Which lines contain the word "Photometric"? Return each of them as written.

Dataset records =
·····
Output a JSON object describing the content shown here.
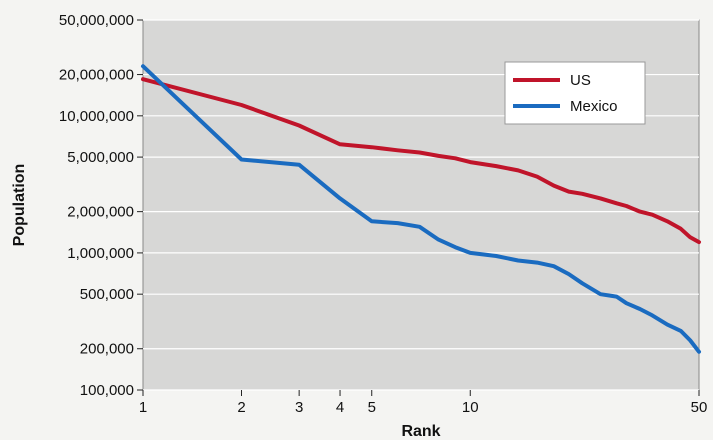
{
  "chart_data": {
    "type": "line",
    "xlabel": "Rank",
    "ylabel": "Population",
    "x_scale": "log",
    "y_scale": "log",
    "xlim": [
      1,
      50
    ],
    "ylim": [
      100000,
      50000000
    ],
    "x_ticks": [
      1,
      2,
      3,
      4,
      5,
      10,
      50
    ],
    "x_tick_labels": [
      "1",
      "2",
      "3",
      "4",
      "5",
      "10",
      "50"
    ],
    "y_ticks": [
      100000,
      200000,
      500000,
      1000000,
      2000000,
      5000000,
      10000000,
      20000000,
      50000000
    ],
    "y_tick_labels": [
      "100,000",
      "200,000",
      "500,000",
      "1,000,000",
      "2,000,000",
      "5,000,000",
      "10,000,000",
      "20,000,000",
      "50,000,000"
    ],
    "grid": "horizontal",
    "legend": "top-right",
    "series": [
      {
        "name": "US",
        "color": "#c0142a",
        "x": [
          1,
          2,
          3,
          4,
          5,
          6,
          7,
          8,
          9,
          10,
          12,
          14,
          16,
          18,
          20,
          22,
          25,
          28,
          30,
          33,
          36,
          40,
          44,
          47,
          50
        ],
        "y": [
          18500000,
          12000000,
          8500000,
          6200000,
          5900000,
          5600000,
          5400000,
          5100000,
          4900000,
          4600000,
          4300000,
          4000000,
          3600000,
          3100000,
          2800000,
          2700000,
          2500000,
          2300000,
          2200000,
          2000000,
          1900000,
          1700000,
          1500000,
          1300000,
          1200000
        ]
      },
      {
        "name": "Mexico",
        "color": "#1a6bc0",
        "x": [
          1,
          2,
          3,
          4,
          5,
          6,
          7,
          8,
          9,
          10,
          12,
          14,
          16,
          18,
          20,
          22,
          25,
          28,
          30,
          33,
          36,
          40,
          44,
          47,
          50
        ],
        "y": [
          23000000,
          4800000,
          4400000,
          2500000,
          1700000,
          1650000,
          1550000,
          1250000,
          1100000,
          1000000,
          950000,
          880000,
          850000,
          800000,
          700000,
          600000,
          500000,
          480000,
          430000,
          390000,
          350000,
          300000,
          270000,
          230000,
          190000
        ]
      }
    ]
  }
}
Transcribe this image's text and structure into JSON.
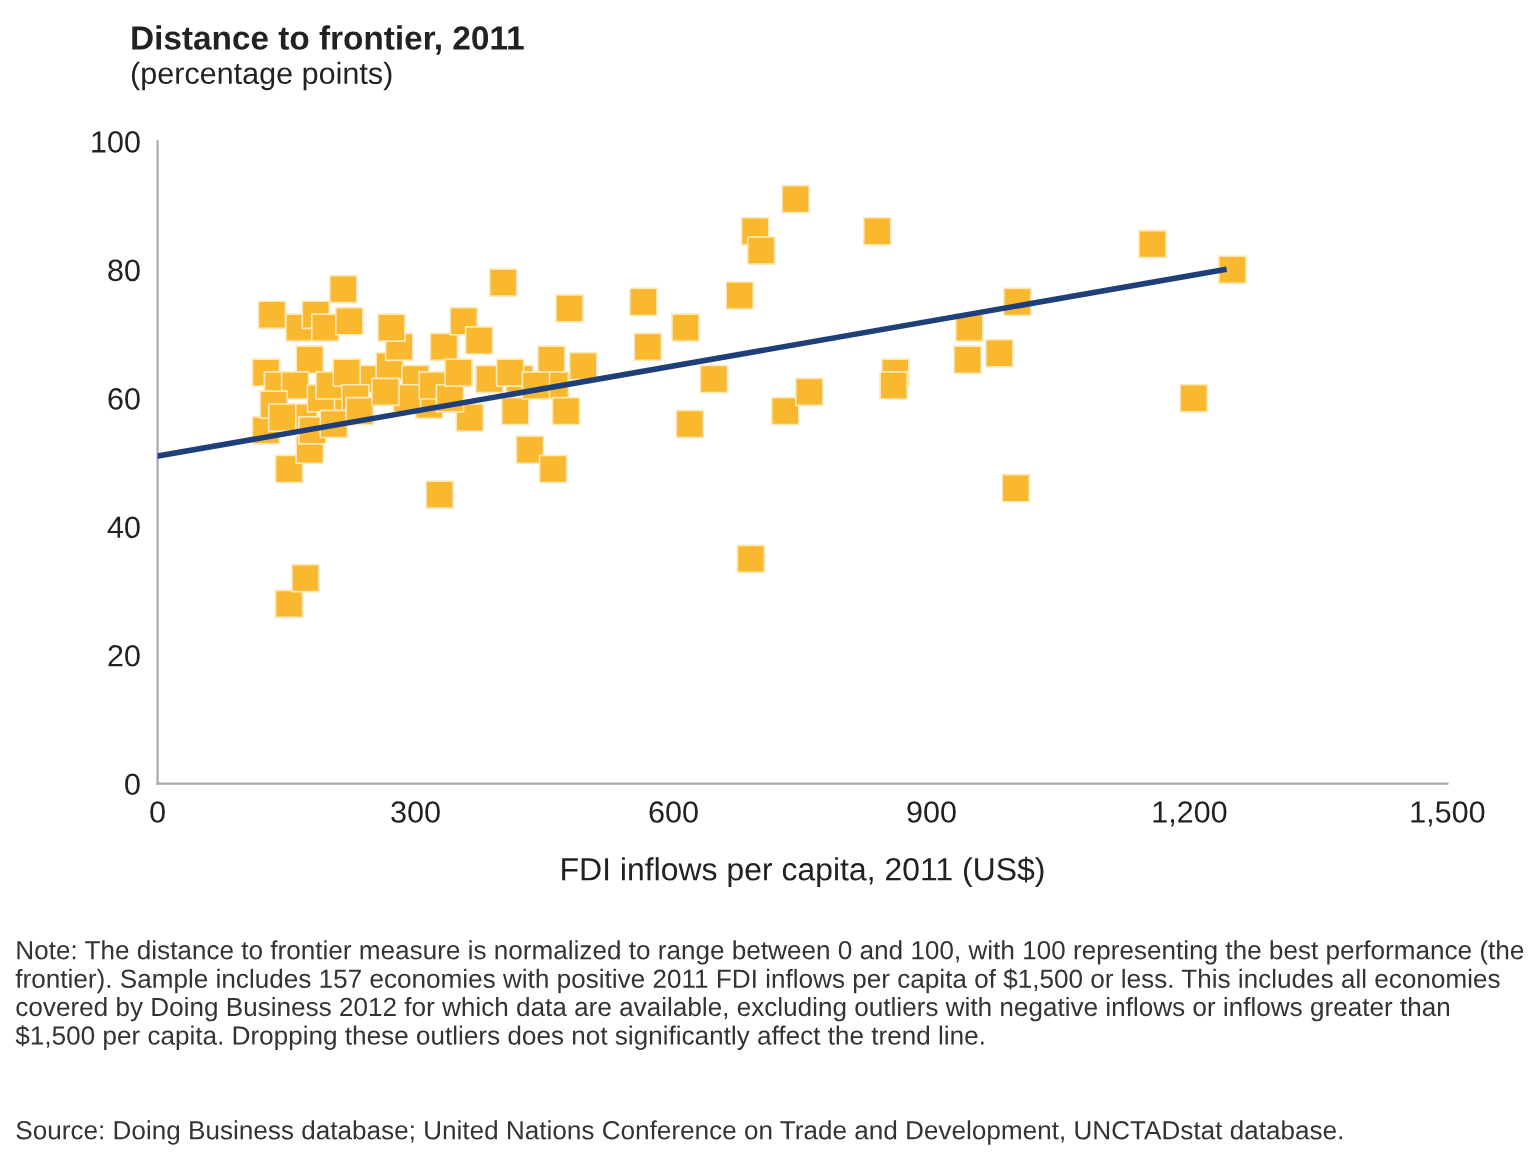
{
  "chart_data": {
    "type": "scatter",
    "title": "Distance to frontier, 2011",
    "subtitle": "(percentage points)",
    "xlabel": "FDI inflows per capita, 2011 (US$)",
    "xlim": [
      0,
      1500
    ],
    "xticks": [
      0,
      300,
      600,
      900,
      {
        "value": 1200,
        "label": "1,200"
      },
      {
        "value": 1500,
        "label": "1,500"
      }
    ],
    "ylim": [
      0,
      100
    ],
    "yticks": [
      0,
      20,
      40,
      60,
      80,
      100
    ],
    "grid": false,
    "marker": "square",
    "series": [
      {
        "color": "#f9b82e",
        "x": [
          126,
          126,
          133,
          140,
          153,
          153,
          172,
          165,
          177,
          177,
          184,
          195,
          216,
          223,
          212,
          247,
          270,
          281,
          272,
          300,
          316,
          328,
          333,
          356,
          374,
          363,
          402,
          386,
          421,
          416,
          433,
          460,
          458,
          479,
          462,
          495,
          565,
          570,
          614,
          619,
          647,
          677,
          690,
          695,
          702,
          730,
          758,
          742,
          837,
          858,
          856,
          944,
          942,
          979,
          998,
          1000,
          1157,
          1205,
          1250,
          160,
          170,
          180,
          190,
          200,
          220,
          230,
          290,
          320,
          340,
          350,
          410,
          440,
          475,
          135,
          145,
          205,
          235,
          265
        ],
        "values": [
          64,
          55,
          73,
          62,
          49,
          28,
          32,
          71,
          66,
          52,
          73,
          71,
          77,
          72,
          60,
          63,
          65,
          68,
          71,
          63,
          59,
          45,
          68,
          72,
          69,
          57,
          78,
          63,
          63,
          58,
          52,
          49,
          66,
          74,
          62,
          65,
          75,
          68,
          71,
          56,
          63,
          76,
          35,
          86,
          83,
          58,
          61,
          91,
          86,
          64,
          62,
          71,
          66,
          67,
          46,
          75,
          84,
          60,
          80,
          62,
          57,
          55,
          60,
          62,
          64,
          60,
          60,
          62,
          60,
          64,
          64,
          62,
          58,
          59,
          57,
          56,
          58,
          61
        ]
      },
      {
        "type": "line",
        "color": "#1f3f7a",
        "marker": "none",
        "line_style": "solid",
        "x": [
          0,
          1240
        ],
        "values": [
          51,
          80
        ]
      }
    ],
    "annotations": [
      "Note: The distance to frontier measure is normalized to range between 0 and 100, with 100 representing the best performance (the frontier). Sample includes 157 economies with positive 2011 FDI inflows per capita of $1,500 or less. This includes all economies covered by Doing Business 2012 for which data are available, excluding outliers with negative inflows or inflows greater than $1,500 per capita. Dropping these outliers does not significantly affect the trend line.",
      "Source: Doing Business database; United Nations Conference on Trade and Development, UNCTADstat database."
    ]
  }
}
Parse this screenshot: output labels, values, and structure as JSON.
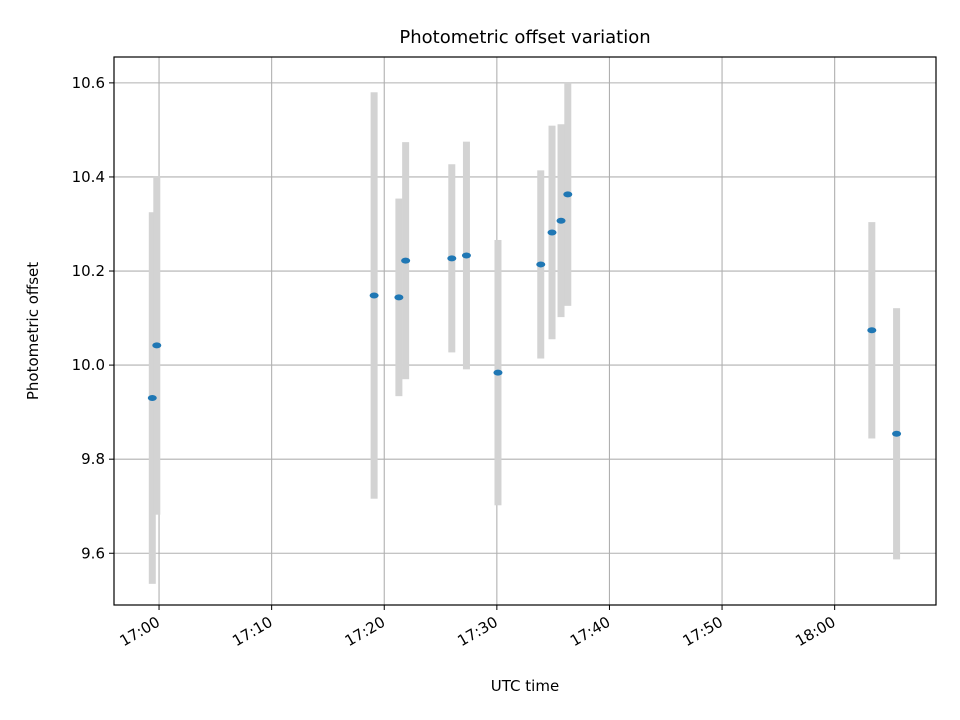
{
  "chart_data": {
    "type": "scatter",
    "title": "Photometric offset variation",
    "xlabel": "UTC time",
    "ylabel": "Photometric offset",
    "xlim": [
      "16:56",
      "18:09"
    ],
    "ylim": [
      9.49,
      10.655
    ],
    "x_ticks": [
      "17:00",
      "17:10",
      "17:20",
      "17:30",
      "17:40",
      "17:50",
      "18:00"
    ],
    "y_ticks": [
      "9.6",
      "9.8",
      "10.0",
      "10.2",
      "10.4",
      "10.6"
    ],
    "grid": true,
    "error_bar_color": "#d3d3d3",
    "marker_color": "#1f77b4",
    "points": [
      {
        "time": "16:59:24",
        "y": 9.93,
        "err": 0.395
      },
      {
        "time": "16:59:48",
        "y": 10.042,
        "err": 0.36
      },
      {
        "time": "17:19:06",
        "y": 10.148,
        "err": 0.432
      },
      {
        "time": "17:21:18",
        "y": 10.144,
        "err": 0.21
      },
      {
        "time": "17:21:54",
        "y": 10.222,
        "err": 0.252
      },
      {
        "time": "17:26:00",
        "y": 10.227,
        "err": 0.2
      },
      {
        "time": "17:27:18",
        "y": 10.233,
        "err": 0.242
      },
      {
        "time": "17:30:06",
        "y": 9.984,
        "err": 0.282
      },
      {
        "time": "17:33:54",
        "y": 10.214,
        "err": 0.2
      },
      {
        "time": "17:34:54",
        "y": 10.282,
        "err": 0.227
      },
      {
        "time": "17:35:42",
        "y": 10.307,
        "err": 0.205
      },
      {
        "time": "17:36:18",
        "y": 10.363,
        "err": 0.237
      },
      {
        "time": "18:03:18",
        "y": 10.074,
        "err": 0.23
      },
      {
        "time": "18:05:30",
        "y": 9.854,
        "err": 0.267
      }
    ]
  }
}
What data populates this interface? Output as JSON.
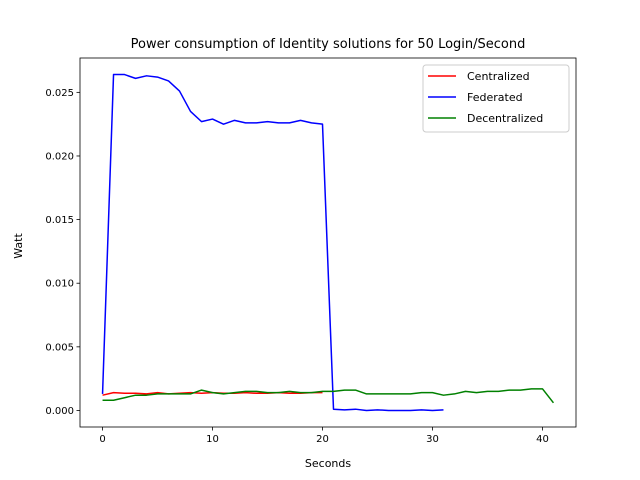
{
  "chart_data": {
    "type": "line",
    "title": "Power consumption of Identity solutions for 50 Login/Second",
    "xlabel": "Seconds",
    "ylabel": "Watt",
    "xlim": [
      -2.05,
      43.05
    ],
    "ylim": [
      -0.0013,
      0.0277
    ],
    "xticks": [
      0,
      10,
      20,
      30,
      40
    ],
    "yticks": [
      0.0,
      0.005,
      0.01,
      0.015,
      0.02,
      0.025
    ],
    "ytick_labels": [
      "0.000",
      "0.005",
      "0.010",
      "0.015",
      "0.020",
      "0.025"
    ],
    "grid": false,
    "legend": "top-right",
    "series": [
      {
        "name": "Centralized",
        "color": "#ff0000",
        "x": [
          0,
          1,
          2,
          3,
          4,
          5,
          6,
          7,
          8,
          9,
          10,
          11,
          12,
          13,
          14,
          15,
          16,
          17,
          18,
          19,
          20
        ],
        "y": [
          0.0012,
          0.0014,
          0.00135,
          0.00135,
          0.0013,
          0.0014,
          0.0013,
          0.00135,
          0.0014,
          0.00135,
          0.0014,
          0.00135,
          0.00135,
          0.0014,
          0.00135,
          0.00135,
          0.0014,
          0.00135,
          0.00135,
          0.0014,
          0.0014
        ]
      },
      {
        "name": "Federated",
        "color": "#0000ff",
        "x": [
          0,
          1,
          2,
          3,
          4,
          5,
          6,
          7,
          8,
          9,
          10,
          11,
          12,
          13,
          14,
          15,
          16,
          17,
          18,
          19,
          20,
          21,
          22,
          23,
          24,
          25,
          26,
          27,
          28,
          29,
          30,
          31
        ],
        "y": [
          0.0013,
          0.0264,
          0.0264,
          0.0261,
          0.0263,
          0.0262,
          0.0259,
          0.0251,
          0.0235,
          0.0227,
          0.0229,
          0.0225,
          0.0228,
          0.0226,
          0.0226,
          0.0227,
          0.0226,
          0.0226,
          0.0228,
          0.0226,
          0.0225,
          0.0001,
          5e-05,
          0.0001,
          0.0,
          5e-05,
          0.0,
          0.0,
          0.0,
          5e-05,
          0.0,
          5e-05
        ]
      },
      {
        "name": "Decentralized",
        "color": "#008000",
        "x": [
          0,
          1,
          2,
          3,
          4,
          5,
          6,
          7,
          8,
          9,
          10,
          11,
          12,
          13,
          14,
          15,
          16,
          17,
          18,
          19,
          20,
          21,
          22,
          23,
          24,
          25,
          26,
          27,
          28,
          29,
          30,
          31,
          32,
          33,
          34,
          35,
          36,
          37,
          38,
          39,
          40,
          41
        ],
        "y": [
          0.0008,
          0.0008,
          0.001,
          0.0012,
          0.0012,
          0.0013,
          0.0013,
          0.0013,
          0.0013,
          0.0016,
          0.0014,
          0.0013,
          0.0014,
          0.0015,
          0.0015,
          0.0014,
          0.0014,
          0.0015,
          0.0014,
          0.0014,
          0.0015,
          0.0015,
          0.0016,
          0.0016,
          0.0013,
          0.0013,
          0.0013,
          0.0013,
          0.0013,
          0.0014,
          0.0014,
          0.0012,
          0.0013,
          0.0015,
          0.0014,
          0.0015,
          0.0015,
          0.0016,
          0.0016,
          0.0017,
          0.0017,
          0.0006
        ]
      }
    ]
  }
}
·····
Final answer =
    "title": "Photometric offset variation",
    "ylabel": "Photometric offset",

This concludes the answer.